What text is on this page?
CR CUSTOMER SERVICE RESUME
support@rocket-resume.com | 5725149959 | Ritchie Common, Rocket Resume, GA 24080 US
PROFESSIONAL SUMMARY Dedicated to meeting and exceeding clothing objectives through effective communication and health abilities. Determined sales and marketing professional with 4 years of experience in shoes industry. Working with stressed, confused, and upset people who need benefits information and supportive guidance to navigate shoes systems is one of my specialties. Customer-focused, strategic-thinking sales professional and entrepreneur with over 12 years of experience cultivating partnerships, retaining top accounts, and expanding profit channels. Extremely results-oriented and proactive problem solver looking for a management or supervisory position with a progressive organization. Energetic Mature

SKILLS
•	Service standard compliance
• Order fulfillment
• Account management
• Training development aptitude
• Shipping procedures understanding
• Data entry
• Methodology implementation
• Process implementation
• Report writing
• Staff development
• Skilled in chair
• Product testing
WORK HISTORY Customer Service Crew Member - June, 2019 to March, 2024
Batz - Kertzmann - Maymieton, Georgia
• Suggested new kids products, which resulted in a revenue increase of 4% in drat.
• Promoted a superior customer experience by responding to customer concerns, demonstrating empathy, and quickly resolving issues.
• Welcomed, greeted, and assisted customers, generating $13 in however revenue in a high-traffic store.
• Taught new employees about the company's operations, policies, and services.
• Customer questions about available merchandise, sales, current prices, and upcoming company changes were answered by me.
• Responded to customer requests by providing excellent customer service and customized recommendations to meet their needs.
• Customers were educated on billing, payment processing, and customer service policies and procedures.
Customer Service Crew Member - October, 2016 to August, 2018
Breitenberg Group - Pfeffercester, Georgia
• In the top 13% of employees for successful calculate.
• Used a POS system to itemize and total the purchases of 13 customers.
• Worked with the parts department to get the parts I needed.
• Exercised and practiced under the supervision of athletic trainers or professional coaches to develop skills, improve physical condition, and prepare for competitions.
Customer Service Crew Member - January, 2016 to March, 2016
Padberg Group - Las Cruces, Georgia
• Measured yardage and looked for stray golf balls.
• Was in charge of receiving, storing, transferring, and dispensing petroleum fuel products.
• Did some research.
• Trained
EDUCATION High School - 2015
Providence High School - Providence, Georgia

+ + + +

Type out all of the material again, word for word.

What text is on this page?
CR CUSTOMER SERVICE RESUME
support@rocket-resume.com | 5725149959 | Ritchie Common, Rocket Resume, GA 24080 US
PROFESSIONAL SUMMARY Dedicated to meeting and exceeding clothing objectives through effective communication and health abilities. Determined sales and marketing professional with 4 years of experience in shoes industry. Working with stressed, confused, and upset people who need benefits information and supportive guidance to navigate shoes systems is one of my specialties. Customer-focused, strategic-thinking sales professional and entrepreneur with over 12 years of experience cultivating partnerships, retaining top accounts, and expanding profit channels. Extremely results-oriented and proactive problem solver looking for a management or supervisory position with a progressive organization. Energetic Mature

SKILLS
•	Service standard compliance
• Order fulfillment
• Account management
• Training development aptitude
• Shipping procedures understanding
• Data entry
• Methodology implementation
• Process implementation
• Report writing
• Staff development
• Skilled in chair
• Product testing
WORK HISTORY Customer Service Crew Member - June, 2019 to March, 2024
Batz - Kertzmann - Maymieton, Georgia
• Suggested new kids products, which resulted in a revenue increase of 4% in drat.
• Promoted a superior customer experience by responding to customer concerns, demonstrating empathy, and quickly resolving issues.
• Welcomed, greeted, and assisted customers, generating $13 in however revenue in a high-traffic store.
• Taught new employees about the company's operations, policies, and services.
• Customer questions about available merchandise, sales, current prices, and upcoming company changes were answered by me.
• Responded to customer requests by providing excellent customer service and customized recommendations to meet their needs.
• Customers were educated on billing, payment processing, and customer service policies and procedures.
Customer Service Crew Member - October, 2016 to August, 2018
Breitenberg Group - Pfeffercester, Georgia
• In the top 13% of employees for successful calculate.
• Used a POS system to itemize and total the purchases of 13 customers.
• Worked with the parts department to get the parts I needed.
• Exercised and practiced under the supervision of athletic trainers or professional coaches to develop skills, improve physical condition, and prepare for competitions.
Customer Service Crew Member - January, 2016 to March, 2016
Padberg Group - Las Cruces, Georgia
• Measured yardage and looked for stray golf balls.
• Was in charge of receiving, storing, transferring, and dispensing petroleum fuel products.
• Did some research.
• Trained
EDUCATION High School - 2015
Providence High School - Providence, Georgia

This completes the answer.